Written problem. Copy every line from the data below in which the string "text" can be found.

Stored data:
++++++
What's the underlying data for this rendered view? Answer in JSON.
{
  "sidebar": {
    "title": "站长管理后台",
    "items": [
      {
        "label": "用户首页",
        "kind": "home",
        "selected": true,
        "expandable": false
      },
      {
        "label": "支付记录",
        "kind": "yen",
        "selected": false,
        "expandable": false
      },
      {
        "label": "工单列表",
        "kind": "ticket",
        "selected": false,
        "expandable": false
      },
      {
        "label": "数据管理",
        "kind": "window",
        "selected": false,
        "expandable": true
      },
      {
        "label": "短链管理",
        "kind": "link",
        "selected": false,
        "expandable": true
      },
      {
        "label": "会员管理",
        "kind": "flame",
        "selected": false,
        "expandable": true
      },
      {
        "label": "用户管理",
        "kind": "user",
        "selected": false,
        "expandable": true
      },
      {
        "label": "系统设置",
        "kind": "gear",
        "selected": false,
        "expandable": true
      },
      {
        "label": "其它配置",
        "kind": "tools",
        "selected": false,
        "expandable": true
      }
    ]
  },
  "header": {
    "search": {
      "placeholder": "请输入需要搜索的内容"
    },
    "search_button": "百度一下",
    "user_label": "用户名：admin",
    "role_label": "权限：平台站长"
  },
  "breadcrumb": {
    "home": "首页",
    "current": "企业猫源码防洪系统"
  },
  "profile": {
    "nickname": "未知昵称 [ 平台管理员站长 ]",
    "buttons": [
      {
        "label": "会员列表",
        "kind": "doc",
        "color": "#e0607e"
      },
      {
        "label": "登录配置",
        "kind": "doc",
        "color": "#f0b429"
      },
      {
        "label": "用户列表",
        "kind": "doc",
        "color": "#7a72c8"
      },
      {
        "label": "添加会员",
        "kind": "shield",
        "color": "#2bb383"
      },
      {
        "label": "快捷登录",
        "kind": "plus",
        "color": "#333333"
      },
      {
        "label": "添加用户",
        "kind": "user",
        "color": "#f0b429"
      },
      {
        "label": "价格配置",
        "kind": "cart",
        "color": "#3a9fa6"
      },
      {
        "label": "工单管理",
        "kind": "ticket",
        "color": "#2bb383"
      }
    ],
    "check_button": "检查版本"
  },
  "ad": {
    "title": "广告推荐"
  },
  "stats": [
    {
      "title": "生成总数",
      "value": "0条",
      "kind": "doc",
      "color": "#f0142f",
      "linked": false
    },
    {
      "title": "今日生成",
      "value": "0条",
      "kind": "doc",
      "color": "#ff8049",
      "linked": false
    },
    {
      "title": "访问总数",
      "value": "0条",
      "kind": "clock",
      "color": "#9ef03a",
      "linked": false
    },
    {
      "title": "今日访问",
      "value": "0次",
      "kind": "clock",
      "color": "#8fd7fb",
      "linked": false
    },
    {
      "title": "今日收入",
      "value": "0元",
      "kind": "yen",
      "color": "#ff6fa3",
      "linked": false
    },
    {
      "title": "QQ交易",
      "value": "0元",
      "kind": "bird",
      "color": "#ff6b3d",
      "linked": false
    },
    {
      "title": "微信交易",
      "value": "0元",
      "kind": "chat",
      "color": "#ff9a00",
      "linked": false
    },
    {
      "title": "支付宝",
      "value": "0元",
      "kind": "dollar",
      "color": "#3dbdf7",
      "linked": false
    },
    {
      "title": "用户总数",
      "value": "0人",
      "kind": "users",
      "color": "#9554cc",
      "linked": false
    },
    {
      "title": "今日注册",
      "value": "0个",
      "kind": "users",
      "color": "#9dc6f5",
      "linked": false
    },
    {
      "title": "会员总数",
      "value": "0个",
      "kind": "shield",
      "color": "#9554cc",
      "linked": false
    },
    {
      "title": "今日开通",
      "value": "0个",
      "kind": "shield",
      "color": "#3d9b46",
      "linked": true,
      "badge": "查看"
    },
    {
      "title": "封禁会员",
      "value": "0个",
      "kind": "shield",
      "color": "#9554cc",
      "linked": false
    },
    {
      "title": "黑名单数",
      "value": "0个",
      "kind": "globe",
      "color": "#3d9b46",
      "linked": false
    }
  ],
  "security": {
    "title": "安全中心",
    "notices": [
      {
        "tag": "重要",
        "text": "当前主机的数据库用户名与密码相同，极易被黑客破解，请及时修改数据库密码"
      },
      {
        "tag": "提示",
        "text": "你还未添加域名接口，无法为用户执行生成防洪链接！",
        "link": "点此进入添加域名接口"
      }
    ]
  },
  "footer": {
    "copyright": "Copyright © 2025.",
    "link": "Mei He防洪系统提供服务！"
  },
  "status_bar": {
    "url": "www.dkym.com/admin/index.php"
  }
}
++++++
Exercise response.
        "text": "当前主机的数据库用户名与密码相同，极易被黑客破解，请及时修改数据库密码"
        "text": "你还未添加域名接口，无法为用户执行生成防洪链接！",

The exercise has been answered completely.